[Spatial annotation items]
*-*-*
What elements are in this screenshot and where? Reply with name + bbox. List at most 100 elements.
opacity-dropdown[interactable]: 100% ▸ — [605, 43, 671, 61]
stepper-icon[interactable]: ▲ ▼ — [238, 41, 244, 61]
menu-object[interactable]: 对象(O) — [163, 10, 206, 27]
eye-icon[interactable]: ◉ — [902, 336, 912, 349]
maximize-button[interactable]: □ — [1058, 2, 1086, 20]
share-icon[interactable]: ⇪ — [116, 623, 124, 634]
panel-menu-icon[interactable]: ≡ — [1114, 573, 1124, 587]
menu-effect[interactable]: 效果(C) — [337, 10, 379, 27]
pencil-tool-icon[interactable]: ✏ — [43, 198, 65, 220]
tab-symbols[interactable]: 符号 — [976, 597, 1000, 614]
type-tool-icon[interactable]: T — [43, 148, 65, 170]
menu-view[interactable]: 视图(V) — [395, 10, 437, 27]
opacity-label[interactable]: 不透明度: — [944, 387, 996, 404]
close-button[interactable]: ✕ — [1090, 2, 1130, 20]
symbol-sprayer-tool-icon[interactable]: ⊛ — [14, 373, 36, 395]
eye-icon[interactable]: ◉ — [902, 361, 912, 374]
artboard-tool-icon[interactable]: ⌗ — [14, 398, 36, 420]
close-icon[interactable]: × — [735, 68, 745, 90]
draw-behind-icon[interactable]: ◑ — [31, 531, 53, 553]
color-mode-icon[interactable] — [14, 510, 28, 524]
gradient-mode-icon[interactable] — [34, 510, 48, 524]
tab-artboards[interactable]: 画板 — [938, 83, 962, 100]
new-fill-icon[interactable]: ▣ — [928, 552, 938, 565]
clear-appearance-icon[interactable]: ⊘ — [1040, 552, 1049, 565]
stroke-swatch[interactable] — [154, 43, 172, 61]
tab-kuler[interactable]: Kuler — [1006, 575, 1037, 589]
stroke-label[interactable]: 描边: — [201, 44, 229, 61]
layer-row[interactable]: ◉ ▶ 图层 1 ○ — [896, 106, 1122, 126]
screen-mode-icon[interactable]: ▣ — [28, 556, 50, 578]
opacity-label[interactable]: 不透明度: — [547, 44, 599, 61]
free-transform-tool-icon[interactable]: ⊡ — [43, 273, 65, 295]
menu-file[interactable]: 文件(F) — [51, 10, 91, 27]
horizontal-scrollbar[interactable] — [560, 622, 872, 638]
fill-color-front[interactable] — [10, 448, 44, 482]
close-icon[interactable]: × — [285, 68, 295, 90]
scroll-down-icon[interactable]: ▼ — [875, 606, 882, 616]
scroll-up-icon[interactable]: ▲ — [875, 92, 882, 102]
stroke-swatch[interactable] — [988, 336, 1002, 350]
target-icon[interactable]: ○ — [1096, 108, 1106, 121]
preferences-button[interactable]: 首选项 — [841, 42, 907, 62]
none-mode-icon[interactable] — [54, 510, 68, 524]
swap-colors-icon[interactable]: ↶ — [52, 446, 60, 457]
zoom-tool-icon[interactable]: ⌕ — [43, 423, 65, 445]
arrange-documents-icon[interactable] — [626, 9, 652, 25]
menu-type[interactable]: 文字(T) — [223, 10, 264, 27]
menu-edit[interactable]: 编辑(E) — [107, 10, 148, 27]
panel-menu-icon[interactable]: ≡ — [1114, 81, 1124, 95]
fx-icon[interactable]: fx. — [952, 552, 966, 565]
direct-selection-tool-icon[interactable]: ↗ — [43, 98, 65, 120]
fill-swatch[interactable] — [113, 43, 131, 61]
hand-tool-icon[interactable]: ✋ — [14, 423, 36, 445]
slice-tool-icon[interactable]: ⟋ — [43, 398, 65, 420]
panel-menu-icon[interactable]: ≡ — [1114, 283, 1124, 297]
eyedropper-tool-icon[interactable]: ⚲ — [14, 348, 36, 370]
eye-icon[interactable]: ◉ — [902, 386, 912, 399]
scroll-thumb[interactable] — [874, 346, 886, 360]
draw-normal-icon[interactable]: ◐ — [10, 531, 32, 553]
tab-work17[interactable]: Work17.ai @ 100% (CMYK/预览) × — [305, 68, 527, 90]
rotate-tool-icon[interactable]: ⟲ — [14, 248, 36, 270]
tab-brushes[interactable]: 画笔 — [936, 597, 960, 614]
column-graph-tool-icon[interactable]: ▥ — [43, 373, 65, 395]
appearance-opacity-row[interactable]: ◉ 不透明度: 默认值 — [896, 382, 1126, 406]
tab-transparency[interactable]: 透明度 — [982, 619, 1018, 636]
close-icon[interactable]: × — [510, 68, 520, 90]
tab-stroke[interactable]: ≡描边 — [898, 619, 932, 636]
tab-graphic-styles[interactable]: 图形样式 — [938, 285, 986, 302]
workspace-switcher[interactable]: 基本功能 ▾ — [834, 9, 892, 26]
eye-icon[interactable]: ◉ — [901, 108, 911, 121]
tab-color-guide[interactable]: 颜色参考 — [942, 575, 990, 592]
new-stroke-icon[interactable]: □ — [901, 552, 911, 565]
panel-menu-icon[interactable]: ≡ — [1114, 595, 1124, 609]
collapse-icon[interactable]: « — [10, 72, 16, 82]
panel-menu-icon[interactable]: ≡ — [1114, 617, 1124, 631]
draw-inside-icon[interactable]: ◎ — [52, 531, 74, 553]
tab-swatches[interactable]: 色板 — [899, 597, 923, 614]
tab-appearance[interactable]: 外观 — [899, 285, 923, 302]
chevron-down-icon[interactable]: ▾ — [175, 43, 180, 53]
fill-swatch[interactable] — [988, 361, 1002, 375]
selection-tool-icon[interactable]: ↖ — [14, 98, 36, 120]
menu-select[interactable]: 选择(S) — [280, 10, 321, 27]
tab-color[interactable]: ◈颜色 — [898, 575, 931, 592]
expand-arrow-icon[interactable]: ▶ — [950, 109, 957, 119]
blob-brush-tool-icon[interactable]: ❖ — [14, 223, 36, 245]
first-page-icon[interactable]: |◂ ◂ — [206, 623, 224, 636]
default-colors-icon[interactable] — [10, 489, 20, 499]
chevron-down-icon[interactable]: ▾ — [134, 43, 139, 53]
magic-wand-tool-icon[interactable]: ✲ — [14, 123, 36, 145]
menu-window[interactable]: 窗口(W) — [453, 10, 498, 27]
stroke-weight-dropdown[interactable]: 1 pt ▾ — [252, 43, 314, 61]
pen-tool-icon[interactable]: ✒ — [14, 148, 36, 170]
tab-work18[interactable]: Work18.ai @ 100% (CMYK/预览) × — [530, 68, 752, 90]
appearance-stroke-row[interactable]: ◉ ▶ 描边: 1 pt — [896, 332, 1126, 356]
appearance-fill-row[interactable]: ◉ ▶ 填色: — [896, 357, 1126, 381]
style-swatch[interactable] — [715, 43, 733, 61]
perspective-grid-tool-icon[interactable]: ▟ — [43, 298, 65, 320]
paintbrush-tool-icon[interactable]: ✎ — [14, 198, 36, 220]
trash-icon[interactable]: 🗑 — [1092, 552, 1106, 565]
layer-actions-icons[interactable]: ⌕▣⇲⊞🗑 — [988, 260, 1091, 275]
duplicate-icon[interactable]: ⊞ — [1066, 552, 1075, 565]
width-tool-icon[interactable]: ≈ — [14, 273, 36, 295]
*-*-*
▶ _WHAT YOU SHOULD DO_
Reproduce every item above word for word.

▶ _COMPLETE RESPONSE_
What elements are in this screenshot and where? Reply with name + bbox. List at most 100 elements.
opacity-dropdown[interactable]: 100% ▸ — [605, 43, 671, 61]
stepper-icon[interactable]: ▲ ▼ — [238, 41, 244, 61]
menu-object[interactable]: 对象(O) — [163, 10, 206, 27]
eye-icon[interactable]: ◉ — [902, 336, 912, 349]
maximize-button[interactable]: □ — [1058, 2, 1086, 20]
share-icon[interactable]: ⇪ — [116, 623, 124, 634]
panel-menu-icon[interactable]: ≡ — [1114, 573, 1124, 587]
menu-effect[interactable]: 效果(C) — [337, 10, 379, 27]
pencil-tool-icon[interactable]: ✏ — [43, 198, 65, 220]
tab-symbols[interactable]: 符号 — [976, 597, 1000, 614]
type-tool-icon[interactable]: T — [43, 148, 65, 170]
menu-view[interactable]: 视图(V) — [395, 10, 437, 27]
opacity-label[interactable]: 不透明度: — [944, 387, 996, 404]
close-button[interactable]: ✕ — [1090, 2, 1130, 20]
symbol-sprayer-tool-icon[interactable]: ⊛ — [14, 373, 36, 395]
eye-icon[interactable]: ◉ — [902, 361, 912, 374]
artboard-tool-icon[interactable]: ⌗ — [14, 398, 36, 420]
close-icon[interactable]: × — [735, 68, 745, 90]
draw-behind-icon[interactable]: ◑ — [31, 531, 53, 553]
color-mode-icon[interactable] — [14, 510, 28, 524]
gradient-mode-icon[interactable] — [34, 510, 48, 524]
tab-artboards[interactable]: 画板 — [938, 83, 962, 100]
new-fill-icon[interactable]: ▣ — [928, 552, 938, 565]
clear-appearance-icon[interactable]: ⊘ — [1040, 552, 1049, 565]
stroke-swatch[interactable] — [154, 43, 172, 61]
tab-kuler[interactable]: Kuler — [1006, 575, 1037, 589]
stroke-label[interactable]: 描边: — [201, 44, 229, 61]
layer-row[interactable]: ◉ ▶ 图层 1 ○ — [896, 106, 1122, 126]
screen-mode-icon[interactable]: ▣ — [28, 556, 50, 578]
opacity-label[interactable]: 不透明度: — [547, 44, 599, 61]
free-transform-tool-icon[interactable]: ⊡ — [43, 273, 65, 295]
menu-file[interactable]: 文件(F) — [51, 10, 91, 27]
horizontal-scrollbar[interactable] — [560, 622, 872, 638]
fill-color-front[interactable] — [10, 448, 44, 482]
close-icon[interactable]: × — [285, 68, 295, 90]
scroll-down-icon[interactable]: ▼ — [875, 606, 882, 616]
scroll-up-icon[interactable]: ▲ — [875, 92, 882, 102]
stroke-swatch[interactable] — [988, 336, 1002, 350]
target-icon[interactable]: ○ — [1096, 108, 1106, 121]
preferences-button[interactable]: 首选项 — [841, 42, 907, 62]
none-mode-icon[interactable] — [54, 510, 68, 524]
swap-colors-icon[interactable]: ↶ — [52, 446, 60, 457]
zoom-tool-icon[interactable]: ⌕ — [43, 423, 65, 445]
arrange-documents-icon[interactable] — [626, 9, 652, 25]
menu-type[interactable]: 文字(T) — [223, 10, 264, 27]
menu-edit[interactable]: 编辑(E) — [107, 10, 148, 27]
panel-menu-icon[interactable]: ≡ — [1114, 81, 1124, 95]
fx-icon[interactable]: fx. — [952, 552, 966, 565]
direct-selection-tool-icon[interactable]: ↗ — [43, 98, 65, 120]
fill-swatch[interactable] — [113, 43, 131, 61]
hand-tool-icon[interactable]: ✋ — [14, 423, 36, 445]
slice-tool-icon[interactable]: ⟋ — [43, 398, 65, 420]
panel-menu-icon[interactable]: ≡ — [1114, 283, 1124, 297]
eyedropper-tool-icon[interactable]: ⚲ — [14, 348, 36, 370]
eye-icon[interactable]: ◉ — [902, 386, 912, 399]
scroll-thumb[interactable] — [874, 346, 886, 360]
draw-normal-icon[interactable]: ◐ — [10, 531, 32, 553]
tab-work17[interactable]: Work17.ai @ 100% (CMYK/预览) × — [305, 68, 527, 90]
rotate-tool-icon[interactable]: ⟲ — [14, 248, 36, 270]
tab-brushes[interactable]: 画笔 — [936, 597, 960, 614]
column-graph-tool-icon[interactable]: ▥ — [43, 373, 65, 395]
appearance-opacity-row[interactable]: ◉ 不透明度: 默认值 — [896, 382, 1126, 406]
tab-transparency[interactable]: 透明度 — [982, 619, 1018, 636]
close-icon[interactable]: × — [510, 68, 520, 90]
tab-stroke[interactable]: ≡描边 — [898, 619, 932, 636]
tab-graphic-styles[interactable]: 图形样式 — [938, 285, 986, 302]
workspace-switcher[interactable]: 基本功能 ▾ — [834, 9, 892, 26]
eye-icon[interactable]: ◉ — [901, 108, 911, 121]
tab-color-guide[interactable]: 颜色参考 — [942, 575, 990, 592]
new-stroke-icon[interactable]: □ — [901, 552, 911, 565]
panel-menu-icon[interactable]: ≡ — [1114, 595, 1124, 609]
collapse-icon[interactable]: « — [10, 72, 16, 82]
panel-menu-icon[interactable]: ≡ — [1114, 617, 1124, 631]
draw-inside-icon[interactable]: ◎ — [52, 531, 74, 553]
tab-swatches[interactable]: 色板 — [899, 597, 923, 614]
tab-appearance[interactable]: 外观 — [899, 285, 923, 302]
chevron-down-icon[interactable]: ▾ — [175, 43, 180, 53]
fill-swatch[interactable] — [988, 361, 1002, 375]
selection-tool-icon[interactable]: ↖ — [14, 98, 36, 120]
menu-select[interactable]: 选择(S) — [280, 10, 321, 27]
tab-color[interactable]: ◈颜色 — [898, 575, 931, 592]
expand-arrow-icon[interactable]: ▶ — [950, 109, 957, 119]
blob-brush-tool-icon[interactable]: ❖ — [14, 223, 36, 245]
first-page-icon[interactable]: |◂ ◂ — [206, 623, 224, 636]
default-colors-icon[interactable] — [10, 489, 20, 499]
chevron-down-icon[interactable]: ▾ — [134, 43, 139, 53]
magic-wand-tool-icon[interactable]: ✲ — [14, 123, 36, 145]
menu-window[interactable]: 窗口(W) — [453, 10, 498, 27]
stroke-weight-dropdown[interactable]: 1 pt ▾ — [252, 43, 314, 61]
pen-tool-icon[interactable]: ✒ — [14, 148, 36, 170]
tab-work18[interactable]: Work18.ai @ 100% (CMYK/预览) × — [530, 68, 752, 90]
appearance-stroke-row[interactable]: ◉ ▶ 描边: 1 pt — [896, 332, 1126, 356]
appearance-fill-row[interactable]: ◉ ▶ 填色: — [896, 357, 1126, 381]
style-swatch[interactable] — [715, 43, 733, 61]
perspective-grid-tool-icon[interactable]: ▟ — [43, 298, 65, 320]
paintbrush-tool-icon[interactable]: ✎ — [14, 198, 36, 220]
trash-icon[interactable]: 🗑 — [1092, 552, 1106, 565]
layer-actions-icons[interactable]: ⌕▣⇲⊞🗑 — [988, 260, 1091, 275]
duplicate-icon[interactable]: ⊞ — [1066, 552, 1075, 565]
width-tool-icon[interactable]: ≈ — [14, 273, 36, 295]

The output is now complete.